Some records:

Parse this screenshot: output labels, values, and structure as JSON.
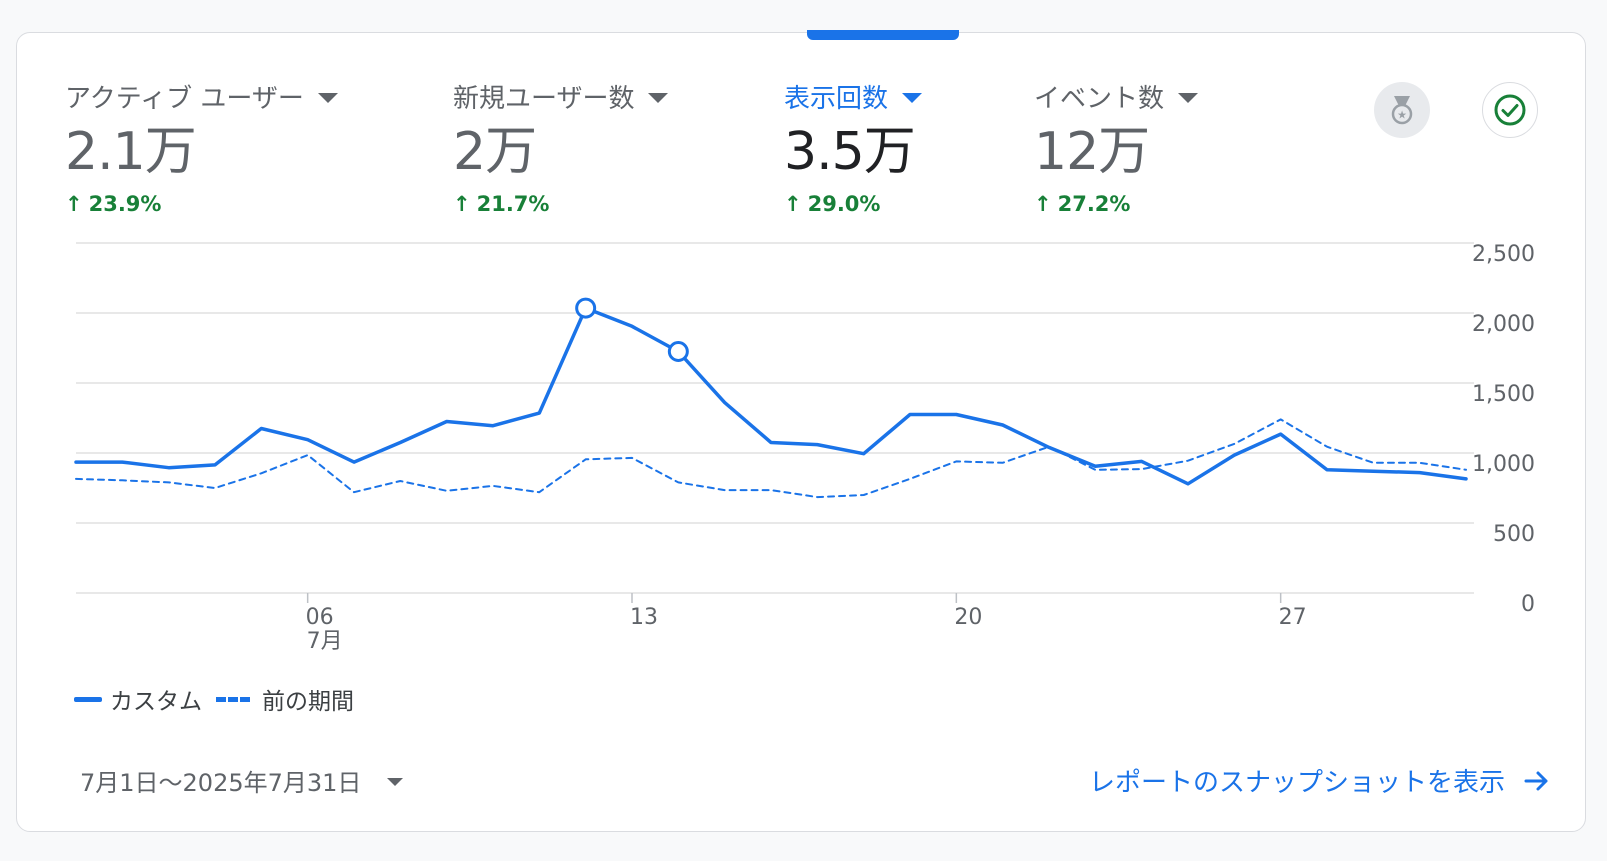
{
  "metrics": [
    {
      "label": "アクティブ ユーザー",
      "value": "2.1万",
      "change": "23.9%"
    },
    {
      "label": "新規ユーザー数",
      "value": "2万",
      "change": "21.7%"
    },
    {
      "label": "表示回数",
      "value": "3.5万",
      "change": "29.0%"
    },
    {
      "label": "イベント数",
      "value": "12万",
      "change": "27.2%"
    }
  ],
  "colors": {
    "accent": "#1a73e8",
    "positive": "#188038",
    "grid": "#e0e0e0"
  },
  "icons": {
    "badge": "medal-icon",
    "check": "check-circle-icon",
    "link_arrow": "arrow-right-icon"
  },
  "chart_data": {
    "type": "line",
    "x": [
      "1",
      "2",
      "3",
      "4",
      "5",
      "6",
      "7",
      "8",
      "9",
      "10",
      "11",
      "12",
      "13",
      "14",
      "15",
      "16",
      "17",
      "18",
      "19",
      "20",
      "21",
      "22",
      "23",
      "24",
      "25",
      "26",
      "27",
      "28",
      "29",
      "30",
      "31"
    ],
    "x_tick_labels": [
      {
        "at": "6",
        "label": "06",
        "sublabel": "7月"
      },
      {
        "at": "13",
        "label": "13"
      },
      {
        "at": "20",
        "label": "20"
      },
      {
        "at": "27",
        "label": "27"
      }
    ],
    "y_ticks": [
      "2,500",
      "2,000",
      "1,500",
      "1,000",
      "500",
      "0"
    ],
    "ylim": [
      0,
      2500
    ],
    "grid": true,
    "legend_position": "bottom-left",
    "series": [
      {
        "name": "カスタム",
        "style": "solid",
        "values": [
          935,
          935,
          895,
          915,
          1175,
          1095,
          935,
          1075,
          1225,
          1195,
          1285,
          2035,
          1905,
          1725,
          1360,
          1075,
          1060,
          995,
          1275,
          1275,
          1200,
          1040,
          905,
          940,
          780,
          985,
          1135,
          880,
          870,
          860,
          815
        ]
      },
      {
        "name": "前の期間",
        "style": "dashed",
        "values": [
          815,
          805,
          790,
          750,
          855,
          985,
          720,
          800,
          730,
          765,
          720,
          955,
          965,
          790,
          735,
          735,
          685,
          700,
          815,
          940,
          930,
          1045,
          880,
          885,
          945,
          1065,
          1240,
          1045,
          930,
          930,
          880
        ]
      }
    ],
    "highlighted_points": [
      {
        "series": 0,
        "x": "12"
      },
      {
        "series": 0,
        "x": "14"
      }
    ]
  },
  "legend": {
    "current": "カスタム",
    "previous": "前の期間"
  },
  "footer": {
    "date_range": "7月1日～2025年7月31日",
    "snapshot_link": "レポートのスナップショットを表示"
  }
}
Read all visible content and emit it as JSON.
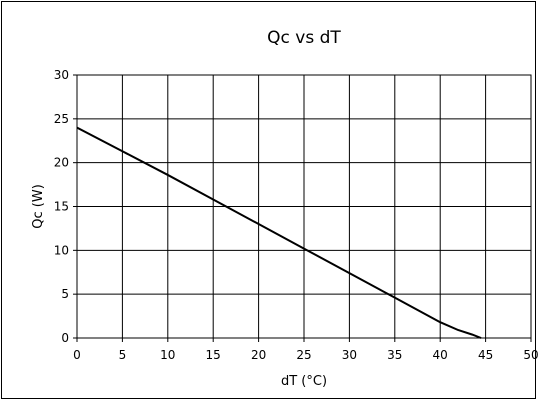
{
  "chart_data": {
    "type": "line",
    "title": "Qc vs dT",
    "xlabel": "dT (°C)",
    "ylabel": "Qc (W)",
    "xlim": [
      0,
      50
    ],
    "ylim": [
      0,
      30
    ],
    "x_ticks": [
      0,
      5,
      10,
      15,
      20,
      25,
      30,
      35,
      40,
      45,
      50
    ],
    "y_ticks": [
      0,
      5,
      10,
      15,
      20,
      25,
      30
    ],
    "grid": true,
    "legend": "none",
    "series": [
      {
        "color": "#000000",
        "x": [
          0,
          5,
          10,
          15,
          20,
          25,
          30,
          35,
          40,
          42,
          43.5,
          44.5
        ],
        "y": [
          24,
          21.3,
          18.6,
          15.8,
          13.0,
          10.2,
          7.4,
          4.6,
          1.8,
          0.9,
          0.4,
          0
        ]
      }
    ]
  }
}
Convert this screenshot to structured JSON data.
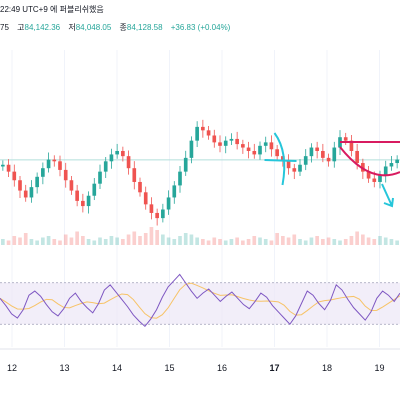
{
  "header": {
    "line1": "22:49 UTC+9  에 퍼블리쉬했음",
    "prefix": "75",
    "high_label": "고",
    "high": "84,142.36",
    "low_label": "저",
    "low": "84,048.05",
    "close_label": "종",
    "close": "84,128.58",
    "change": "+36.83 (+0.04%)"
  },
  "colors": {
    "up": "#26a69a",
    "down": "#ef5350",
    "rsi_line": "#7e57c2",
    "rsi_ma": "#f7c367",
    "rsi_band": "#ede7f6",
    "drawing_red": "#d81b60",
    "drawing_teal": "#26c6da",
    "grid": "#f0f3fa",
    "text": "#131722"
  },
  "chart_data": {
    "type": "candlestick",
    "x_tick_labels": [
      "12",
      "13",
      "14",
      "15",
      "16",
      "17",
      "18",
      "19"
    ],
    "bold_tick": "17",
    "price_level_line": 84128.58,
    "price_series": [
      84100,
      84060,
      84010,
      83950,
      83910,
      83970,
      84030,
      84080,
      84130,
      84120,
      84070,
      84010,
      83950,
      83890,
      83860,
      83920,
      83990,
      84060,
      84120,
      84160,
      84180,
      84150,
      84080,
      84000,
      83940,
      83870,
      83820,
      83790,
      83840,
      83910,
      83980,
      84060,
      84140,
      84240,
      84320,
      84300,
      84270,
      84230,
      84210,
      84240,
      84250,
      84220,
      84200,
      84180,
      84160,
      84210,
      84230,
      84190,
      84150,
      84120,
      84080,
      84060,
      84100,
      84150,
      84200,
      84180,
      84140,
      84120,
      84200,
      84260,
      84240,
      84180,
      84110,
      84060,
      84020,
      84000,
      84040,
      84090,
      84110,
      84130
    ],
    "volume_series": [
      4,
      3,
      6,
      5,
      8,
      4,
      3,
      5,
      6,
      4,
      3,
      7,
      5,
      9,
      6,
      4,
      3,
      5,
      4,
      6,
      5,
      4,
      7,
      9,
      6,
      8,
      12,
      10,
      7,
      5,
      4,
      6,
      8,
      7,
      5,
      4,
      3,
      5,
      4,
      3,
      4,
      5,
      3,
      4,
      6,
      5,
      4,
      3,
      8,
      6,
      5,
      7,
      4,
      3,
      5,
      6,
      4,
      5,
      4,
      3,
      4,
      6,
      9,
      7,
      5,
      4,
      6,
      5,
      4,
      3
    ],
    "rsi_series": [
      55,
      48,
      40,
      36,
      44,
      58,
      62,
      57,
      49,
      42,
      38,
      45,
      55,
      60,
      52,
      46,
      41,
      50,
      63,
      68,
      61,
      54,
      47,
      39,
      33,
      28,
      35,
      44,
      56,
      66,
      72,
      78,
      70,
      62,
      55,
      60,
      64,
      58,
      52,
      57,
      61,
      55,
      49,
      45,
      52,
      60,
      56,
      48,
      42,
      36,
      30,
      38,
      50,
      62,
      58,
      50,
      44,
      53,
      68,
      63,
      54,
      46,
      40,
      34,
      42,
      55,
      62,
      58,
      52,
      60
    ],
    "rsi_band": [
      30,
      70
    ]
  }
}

## Directions for this task
Transcribe every entry word for word, but skip the pictures.

## Final result
Parse this screenshot: output labels, values, and structure as JSON.
{
  "metrics": [
    {
      "label": "アクティブ ユーザー",
      "value": "2.1万",
      "change": "23.9%"
    },
    {
      "label": "新規ユーザー数",
      "value": "2万",
      "change": "21.7%"
    },
    {
      "label": "表示回数",
      "value": "3.5万",
      "change": "29.0%"
    },
    {
      "label": "イベント数",
      "value": "12万",
      "change": "27.2%"
    }
  ],
  "colors": {
    "accent": "#1a73e8",
    "positive": "#188038",
    "grid": "#e0e0e0"
  },
  "icons": {
    "badge": "medal-icon",
    "check": "check-circle-icon",
    "link_arrow": "arrow-right-icon"
  },
  "chart_data": {
    "type": "line",
    "x": [
      "1",
      "2",
      "3",
      "4",
      "5",
      "6",
      "7",
      "8",
      "9",
      "10",
      "11",
      "12",
      "13",
      "14",
      "15",
      "16",
      "17",
      "18",
      "19",
      "20",
      "21",
      "22",
      "23",
      "24",
      "25",
      "26",
      "27",
      "28",
      "29",
      "30",
      "31"
    ],
    "x_tick_labels": [
      {
        "at": "6",
        "label": "06",
        "sublabel": "7月"
      },
      {
        "at": "13",
        "label": "13"
      },
      {
        "at": "20",
        "label": "20"
      },
      {
        "at": "27",
        "label": "27"
      }
    ],
    "y_ticks": [
      "2,500",
      "2,000",
      "1,500",
      "1,000",
      "500",
      "0"
    ],
    "ylim": [
      0,
      2500
    ],
    "grid": true,
    "legend_position": "bottom-left",
    "series": [
      {
        "name": "カスタム",
        "style": "solid",
        "values": [
          935,
          935,
          895,
          915,
          1175,
          1095,
          935,
          1075,
          1225,
          1195,
          1285,
          2035,
          1905,
          1725,
          1360,
          1075,
          1060,
          995,
          1275,
          1275,
          1200,
          1040,
          905,
          940,
          780,
          985,
          1135,
          880,
          870,
          860,
          815
        ]
      },
      {
        "name": "前の期間",
        "style": "dashed",
        "values": [
          815,
          805,
          790,
          750,
          855,
          985,
          720,
          800,
          730,
          765,
          720,
          955,
          965,
          790,
          735,
          735,
          685,
          700,
          815,
          940,
          930,
          1045,
          880,
          885,
          945,
          1065,
          1240,
          1045,
          930,
          930,
          880
        ]
      }
    ],
    "highlighted_points": [
      {
        "series": 0,
        "x": "12"
      },
      {
        "series": 0,
        "x": "14"
      }
    ]
  },
  "legend": {
    "current": "カスタム",
    "previous": "前の期間"
  },
  "footer": {
    "date_range": "7月1日～2025年7月31日",
    "snapshot_link": "レポートのスナップショットを表示"
  }
}
Read all visible content and emit it as JSON.
{
  "chart_data": {
    "type": "line",
    "title": "Qc vs dT",
    "xlabel": "dT (°C)",
    "ylabel": "Qc (W)",
    "xlim": [
      0,
      50
    ],
    "ylim": [
      0,
      30
    ],
    "x_ticks": [
      0,
      5,
      10,
      15,
      20,
      25,
      30,
      35,
      40,
      45,
      50
    ],
    "y_ticks": [
      0,
      5,
      10,
      15,
      20,
      25,
      30
    ],
    "grid": true,
    "legend": "none",
    "series": [
      {
        "color": "#000000",
        "x": [
          0,
          5,
          10,
          15,
          20,
          25,
          30,
          35,
          40,
          42,
          43.5,
          44.5
        ],
        "y": [
          24,
          21.3,
          18.6,
          15.8,
          13.0,
          10.2,
          7.4,
          4.6,
          1.8,
          0.9,
          0.4,
          0
        ]
      }
    ]
  }
}
Convert this screenshot to structured JSON data.
{
  "header": {
    "line1": "22:49 UTC+9  에 퍼블리쉬했음",
    "prefix": "75",
    "high_label": "고",
    "high": "84,142.36",
    "low_label": "저",
    "low": "84,048.05",
    "close_label": "종",
    "close": "84,128.58",
    "change": "+36.83 (+0.04%)"
  },
  "colors": {
    "up": "#26a69a",
    "down": "#ef5350",
    "rsi_line": "#7e57c2",
    "rsi_ma": "#f7c367",
    "rsi_band": "#ede7f6",
    "drawing_red": "#d81b60",
    "drawing_teal": "#26c6da",
    "grid": "#f0f3fa",
    "text": "#131722"
  },
  "chart_data": {
    "type": "candlestick",
    "x_tick_labels": [
      "12",
      "13",
      "14",
      "15",
      "16",
      "17",
      "18",
      "19"
    ],
    "bold_tick": "17",
    "price_level_line": 84128.58,
    "price_series": [
      84100,
      84060,
      84010,
      83950,
      83910,
      83970,
      84030,
      84080,
      84130,
      84120,
      84070,
      84010,
      83950,
      83890,
      83860,
      83920,
      83990,
      84060,
      84120,
      84160,
      84180,
      84150,
      84080,
      84000,
      83940,
      83870,
      83820,
      83790,
      83840,
      83910,
      83980,
      84060,
      84140,
      84240,
      84320,
      84300,
      84270,
      84230,
      84210,
      84240,
      84250,
      84220,
      84200,
      84180,
      84160,
      84210,
      84230,
      84190,
      84150,
      84120,
      84080,
      84060,
      84100,
      84150,
      84200,
      84180,
      84140,
      84120,
      84200,
      84260,
      84240,
      84180,
      84110,
      84060,
      84020,
      84000,
      84040,
      84090,
      84110,
      84130
    ],
    "volume_series": [
      4,
      3,
      6,
      5,
      8,
      4,
      3,
      5,
      6,
      4,
      3,
      7,
      5,
      9,
      6,
      4,
      3,
      5,
      4,
      6,
      5,
      4,
      7,
      9,
      6,
      8,
      12,
      10,
      7,
      5,
      4,
      6,
      8,
      7,
      5,
      4,
      3,
      5,
      4,
      3,
      4,
      5,
      3,
      4,
      6,
      5,
      4,
      3,
      8,
      6,
      5,
      7,
      4,
      3,
      5,
      6,
      4,
      5,
      4,
      3,
      4,
      6,
      9,
      7,
      5,
      4,
      6,
      5,
      4,
      3
    ],
    "rsi_series": [
      55,
      48,
      40,
      36,
      44,
      58,
      62,
      57,
      49,
      42,
      38,
      45,
      55,
      60,
      52,
      46,
      41,
      50,
      63,
      68,
      61,
      54,
      47,
      39,
      33,
      28,
      35,
      44,
      56,
      66,
      72,
      78,
      70,
      62,
      55,
      60,
      64,
      58,
      52,
      57,
      61,
      55,
      49,
      45,
      52,
      60,
      56,
      48,
      42,
      36,
      30,
      38,
      50,
      62,
      58,
      50,
      44,
      53,
      68,
      63,
      54,
      46,
      40,
      34,
      42,
      55,
      62,
      58,
      52,
      60
    ],
    "rsi_band": [
      30,
      70
    ]
  }
}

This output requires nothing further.